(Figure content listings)
* start *

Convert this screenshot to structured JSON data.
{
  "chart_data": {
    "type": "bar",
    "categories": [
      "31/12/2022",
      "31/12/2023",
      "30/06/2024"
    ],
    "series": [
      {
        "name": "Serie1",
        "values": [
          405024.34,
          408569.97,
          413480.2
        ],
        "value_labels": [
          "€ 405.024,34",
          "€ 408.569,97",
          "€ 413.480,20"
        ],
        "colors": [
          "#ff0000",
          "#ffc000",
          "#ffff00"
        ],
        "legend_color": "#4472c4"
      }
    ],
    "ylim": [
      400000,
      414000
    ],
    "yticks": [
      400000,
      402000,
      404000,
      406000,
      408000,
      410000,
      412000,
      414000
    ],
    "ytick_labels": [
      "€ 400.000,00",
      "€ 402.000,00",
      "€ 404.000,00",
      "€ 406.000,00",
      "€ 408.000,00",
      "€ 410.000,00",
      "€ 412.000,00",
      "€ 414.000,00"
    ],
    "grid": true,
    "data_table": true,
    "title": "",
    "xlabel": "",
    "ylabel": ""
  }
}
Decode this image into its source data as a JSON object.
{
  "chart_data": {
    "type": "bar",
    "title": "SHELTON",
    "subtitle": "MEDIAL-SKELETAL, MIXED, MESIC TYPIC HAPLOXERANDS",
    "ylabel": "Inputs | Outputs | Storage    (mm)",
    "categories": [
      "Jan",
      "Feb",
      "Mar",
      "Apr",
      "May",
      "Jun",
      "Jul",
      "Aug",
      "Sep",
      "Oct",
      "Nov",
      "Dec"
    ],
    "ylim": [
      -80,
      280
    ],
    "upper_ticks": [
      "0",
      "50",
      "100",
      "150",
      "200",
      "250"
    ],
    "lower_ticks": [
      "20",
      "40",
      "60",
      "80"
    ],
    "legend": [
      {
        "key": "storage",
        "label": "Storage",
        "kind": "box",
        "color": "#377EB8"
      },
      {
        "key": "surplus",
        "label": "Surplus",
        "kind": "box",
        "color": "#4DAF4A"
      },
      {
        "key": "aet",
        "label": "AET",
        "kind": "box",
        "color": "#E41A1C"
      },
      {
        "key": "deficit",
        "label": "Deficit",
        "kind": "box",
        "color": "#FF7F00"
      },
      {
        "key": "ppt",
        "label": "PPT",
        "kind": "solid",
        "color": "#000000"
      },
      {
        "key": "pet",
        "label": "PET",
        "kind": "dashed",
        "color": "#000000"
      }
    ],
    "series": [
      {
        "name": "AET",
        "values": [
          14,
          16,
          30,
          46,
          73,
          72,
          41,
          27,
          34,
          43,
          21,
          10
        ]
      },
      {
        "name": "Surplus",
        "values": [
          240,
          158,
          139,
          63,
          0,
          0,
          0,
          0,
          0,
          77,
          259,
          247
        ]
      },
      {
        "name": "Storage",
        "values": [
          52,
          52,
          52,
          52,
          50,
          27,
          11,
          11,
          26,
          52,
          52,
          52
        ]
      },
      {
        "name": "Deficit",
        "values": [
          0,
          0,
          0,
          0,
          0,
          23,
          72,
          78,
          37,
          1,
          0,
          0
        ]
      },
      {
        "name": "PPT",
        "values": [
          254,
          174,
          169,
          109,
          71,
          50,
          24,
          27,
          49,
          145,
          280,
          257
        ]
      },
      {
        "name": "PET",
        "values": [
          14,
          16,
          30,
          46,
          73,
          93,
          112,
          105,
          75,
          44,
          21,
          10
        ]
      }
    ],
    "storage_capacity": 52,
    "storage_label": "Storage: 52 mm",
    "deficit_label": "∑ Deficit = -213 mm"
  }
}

* end *

# WRITTEN PROBLEM
Write out the data exactly as it stands.

# COMPLETED EXERCISE
Convert this screenshot to structured JSON data.
{
  "chart_data": {
    "type": "bar",
    "categories": [
      "31/12/2022",
      "31/12/2023",
      "30/06/2024"
    ],
    "series": [
      {
        "name": "Serie1",
        "values": [
          405024.34,
          408569.97,
          413480.2
        ],
        "value_labels": [
          "€ 405.024,34",
          "€ 408.569,97",
          "€ 413.480,20"
        ],
        "colors": [
          "#ff0000",
          "#ffc000",
          "#ffff00"
        ],
        "legend_color": "#4472c4"
      }
    ],
    "ylim": [
      400000,
      414000
    ],
    "yticks": [
      400000,
      402000,
      404000,
      406000,
      408000,
      410000,
      412000,
      414000
    ],
    "ytick_labels": [
      "€ 400.000,00",
      "€ 402.000,00",
      "€ 404.000,00",
      "€ 406.000,00",
      "€ 408.000,00",
      "€ 410.000,00",
      "€ 412.000,00",
      "€ 414.000,00"
    ],
    "grid": true,
    "data_table": true,
    "title": "",
    "xlabel": "",
    "ylabel": ""
  }
}
Decode this image into its source data as a JSON object.
{
  "chart_data": {
    "type": "bar",
    "title": "SHELTON",
    "subtitle": "MEDIAL-SKELETAL, MIXED, MESIC TYPIC HAPLOXERANDS",
    "ylabel": "Inputs | Outputs | Storage    (mm)",
    "categories": [
      "Jan",
      "Feb",
      "Mar",
      "Apr",
      "May",
      "Jun",
      "Jul",
      "Aug",
      "Sep",
      "Oct",
      "Nov",
      "Dec"
    ],
    "ylim": [
      -80,
      280
    ],
    "upper_ticks": [
      "0",
      "50",
      "100",
      "150",
      "200",
      "250"
    ],
    "lower_ticks": [
      "20",
      "40",
      "60",
      "80"
    ],
    "legend": [
      {
        "key": "storage",
        "label": "Storage",
        "kind": "box",
        "color": "#377EB8"
      },
      {
        "key": "surplus",
        "label": "Surplus",
        "kind": "box",
        "color": "#4DAF4A"
      },
      {
        "key": "aet",
        "label": "AET",
        "kind": "box",
        "color": "#E41A1C"
      },
      {
        "key": "deficit",
        "label": "Deficit",
        "kind": "box",
        "color": "#FF7F00"
      },
      {
        "key": "ppt",
        "label": "PPT",
        "kind": "solid",
        "color": "#000000"
      },
      {
        "key": "pet",
        "label": "PET",
        "kind": "dashed",
        "color": "#000000"
      }
    ],
    "series": [
      {
        "name": "AET",
        "values": [
          14,
          16,
          30,
          46,
          73,
          72,
          41,
          27,
          34,
          43,
          21,
          10
        ]
      },
      {
        "name": "Surplus",
        "values": [
          240,
          158,
          139,
          63,
          0,
          0,
          0,
          0,
          0,
          77,
          259,
          247
        ]
      },
      {
        "name": "Storage",
        "values": [
          52,
          52,
          52,
          52,
          50,
          27,
          11,
          11,
          26,
          52,
          52,
          52
        ]
      },
      {
        "name": "Deficit",
        "values": [
          0,
          0,
          0,
          0,
          0,
          23,
          72,
          78,
          37,
          1,
          0,
          0
        ]
      },
      {
        "name": "PPT",
        "values": [
          254,
          174,
          169,
          109,
          71,
          50,
          24,
          27,
          49,
          145,
          280,
          257
        ]
      },
      {
        "name": "PET",
        "values": [
          14,
          16,
          30,
          46,
          73,
          93,
          112,
          105,
          75,
          44,
          21,
          10
        ]
      }
    ],
    "storage_capacity": 52,
    "storage_label": "Storage: 52 mm",
    "deficit_label": "∑ Deficit = -213 mm"
  }
}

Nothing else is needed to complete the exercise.